Using a Gibbs’ cycle to structure reflective thinking

Being reflective builds developmental insight and focuses on the capacity to pay critical attention to the practical values and theories that inform everyday actions and leads to developmental insight (Bolton, 2010). A key rationale for reflective practice is that the experience (in this case our UG curricular refocus) alone does not lead to learning but that the deliberate systematic thinking about the issues that emerged from the experience is essential for learning (Loughran, 2002).

Gibbs’ (1988) reflective cycle was one framework used to help deconstruct the experiences relating to the GA embedding and to structure personal and wider reflective thinking.

Gibbs’ cycle is based on Kolb’s experiential learning model. Gibbs’ own expanded six stage cycle (encompassing Description, Feelings, Evaluation, Analysis, Conclusion and Action Plan) can be used for a variety of purposes from challenging assumptions about practice and thinking, to linking theory to practice and, as in this case, to promote self and wider improvement in terms of project management and the reasoning behind follow-up action (Forrest, 2008). Gibbs’ model acknowledges that personal feelings influence the situation at the time and your reflection on it. That said, Gibbs’ model doesn’t refer to the value of critical thinking or take into account assumptions that the individual reflector may hold about the experience or, indeed, the need to look objectively at different perspectives. It can therefore feel like a model that encourages a rather superficial level of reflection. In light of this, we considered other models to complement the Gibbs’ cycle and inform our thinking. Atkins and Murphy’s (1993) model takes a more critical stance and focuses on the relevance of the knowledge and “uncomfortable” learning which may stem from analysis of a given situation and Johns’ (2000) model emphasises the consideration of internal and external decision making on actions.

The work

Seven key interventions were identified from the project plan as taking place during our curriculum refocus. These milestones for progress began with the original generation of the GAs (Intervention 1) through to the fostering of networks (Intervention 7) to strengthen the understanding and sustainability of the GAs in our curriculum.

Description:  what we did and how we did it

Intervention 1: (Generation of the GAs): Our GAs were generated through a range of staff, student and stakeholder meetings and focus groups.

Intervention 2: (Consultation about the GAs): Once agreed, definitions were developed by three working groups informed by sector practice and research.

Intervention 3: (Writing the Course Principles): A working group of academic Teacher Fellows generated evidence-informed course design principles to which the embedding and the delivery of GAs were linked.

----------------------------------------

Answer these questions from the text on Gibbs' reflective cycle:
1. Which model is Gibbs' cycle based on?
2. How many key interventions were identified from the project plan?
3. Who developed the definitions of the GAs during Intervention 2?

**SUPPLIED DATA**

----------------------------------------

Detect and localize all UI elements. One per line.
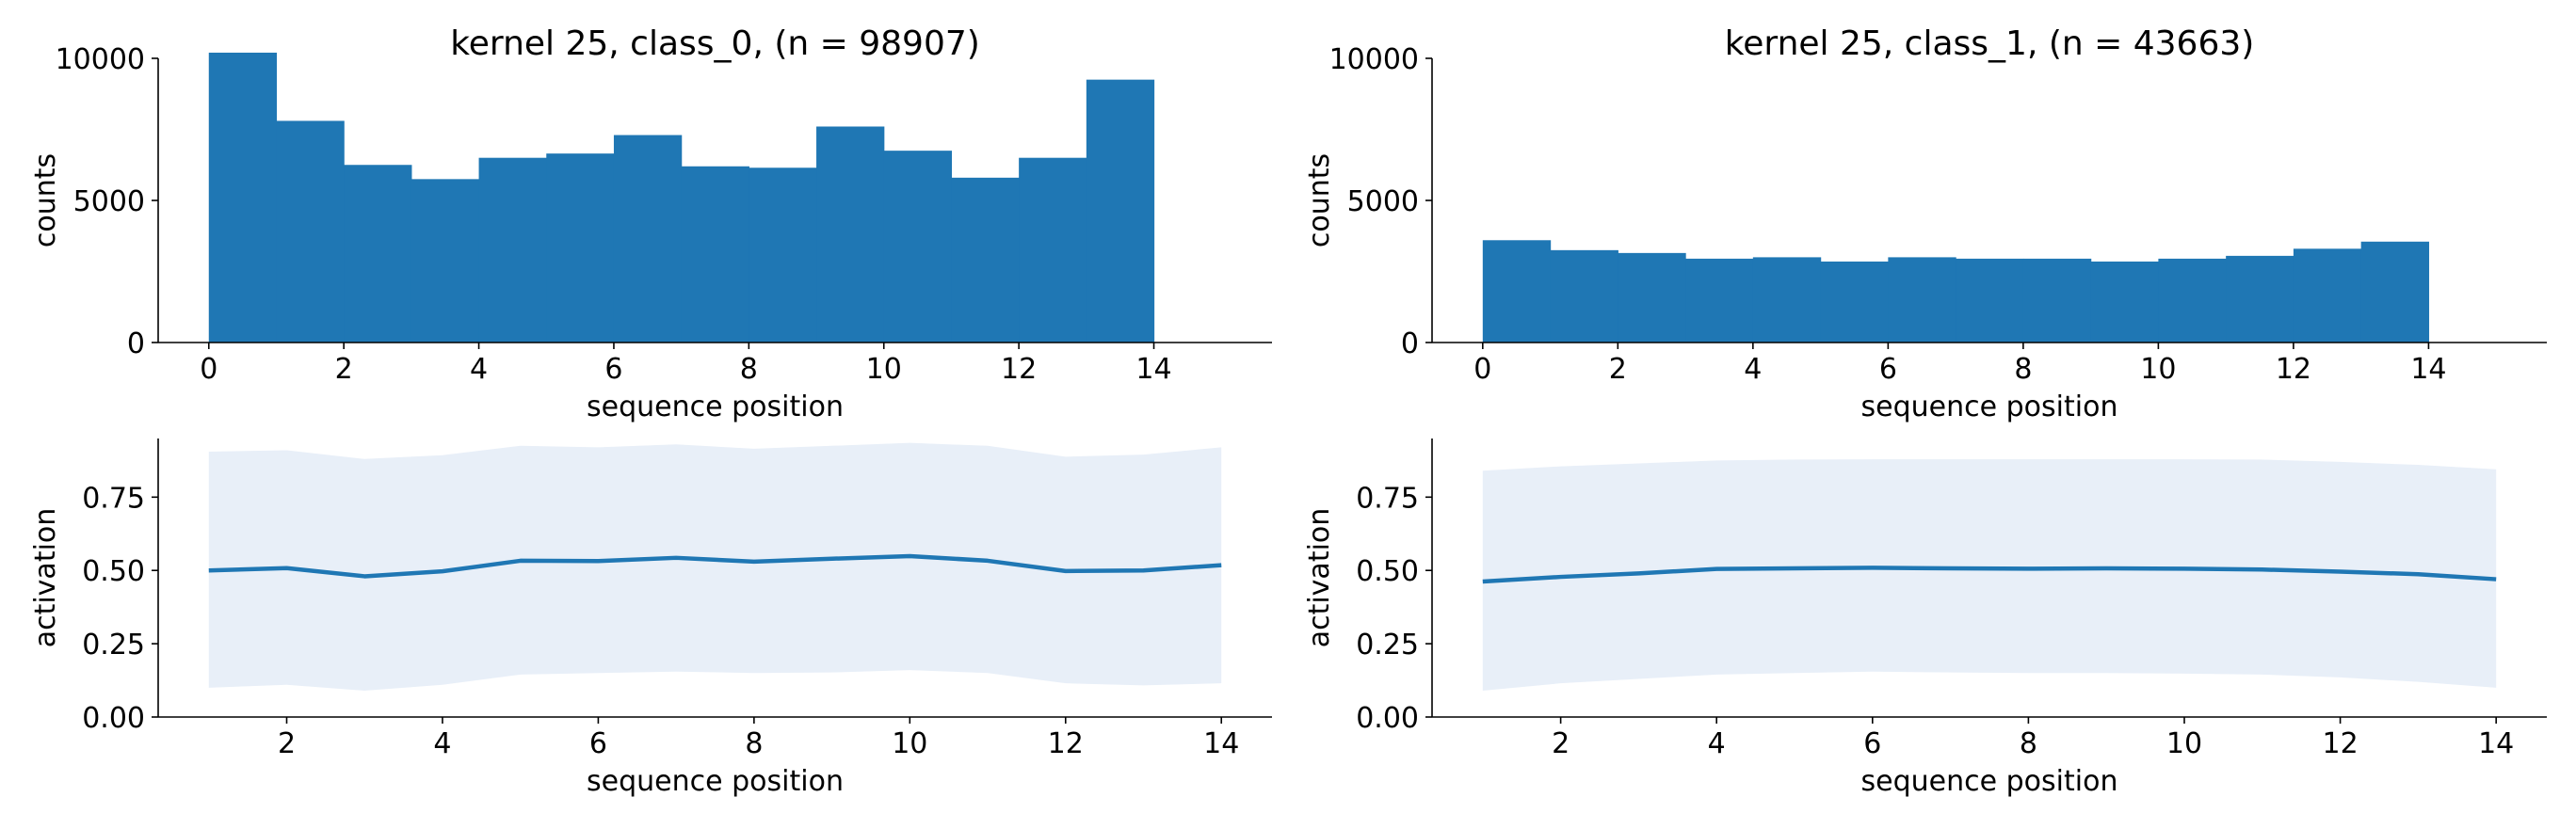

----------------------------------------

**RESPONSE TO THE TASK**
1. Kolb's experiential learning model.
2. Seven.
3. Three working groups informed by sector practice and research.